(Items from a data source)
--

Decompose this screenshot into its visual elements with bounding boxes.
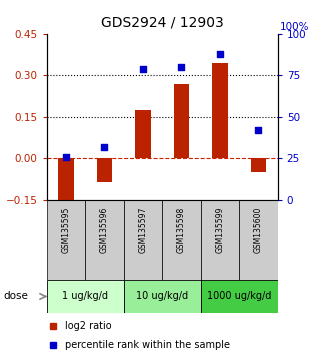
Bar bbox=[124, 200, 162, 280]
Bar bbox=[201, 200, 239, 280]
Text: 100%: 100% bbox=[280, 22, 309, 32]
Bar bbox=[47, 280, 124, 313]
Point bbox=[140, 66, 145, 72]
Bar bbox=[212, 63, 228, 159]
Text: log2 ratio: log2 ratio bbox=[65, 321, 112, 331]
Text: 1000 ug/kg/d: 1000 ug/kg/d bbox=[207, 291, 271, 302]
Text: 10 ug/kg/d: 10 ug/kg/d bbox=[136, 291, 188, 302]
Bar bbox=[162, 200, 201, 280]
Text: GSM135600: GSM135600 bbox=[254, 206, 263, 253]
Text: GSM135596: GSM135596 bbox=[100, 206, 109, 253]
Text: 1 ug/kg/d: 1 ug/kg/d bbox=[62, 291, 108, 302]
Point bbox=[256, 127, 261, 133]
Point bbox=[179, 64, 184, 70]
Text: GSM135598: GSM135598 bbox=[177, 206, 186, 253]
Text: GSM135595: GSM135595 bbox=[61, 206, 70, 253]
Text: GSM135597: GSM135597 bbox=[138, 206, 147, 253]
Bar bbox=[239, 200, 278, 280]
Bar bbox=[124, 280, 201, 313]
Bar bbox=[47, 200, 85, 280]
Text: GSM135599: GSM135599 bbox=[215, 206, 224, 253]
Bar bbox=[97, 159, 112, 182]
Title: GDS2924 / 12903: GDS2924 / 12903 bbox=[101, 16, 223, 30]
Text: dose: dose bbox=[3, 291, 28, 302]
Point bbox=[63, 154, 68, 160]
Text: percentile rank within the sample: percentile rank within the sample bbox=[65, 341, 230, 350]
Bar bbox=[135, 110, 151, 159]
Point bbox=[102, 144, 107, 150]
Bar bbox=[201, 280, 278, 313]
Bar bbox=[174, 84, 189, 159]
Point bbox=[217, 51, 222, 56]
Bar bbox=[251, 159, 266, 172]
Bar bbox=[85, 200, 124, 280]
Bar bbox=[58, 159, 74, 207]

--

→ **Goal of the exercise**: Count how many lines of the material above contain the string "Point". Reply with the number alone.

→ **Output for this exercise**: 6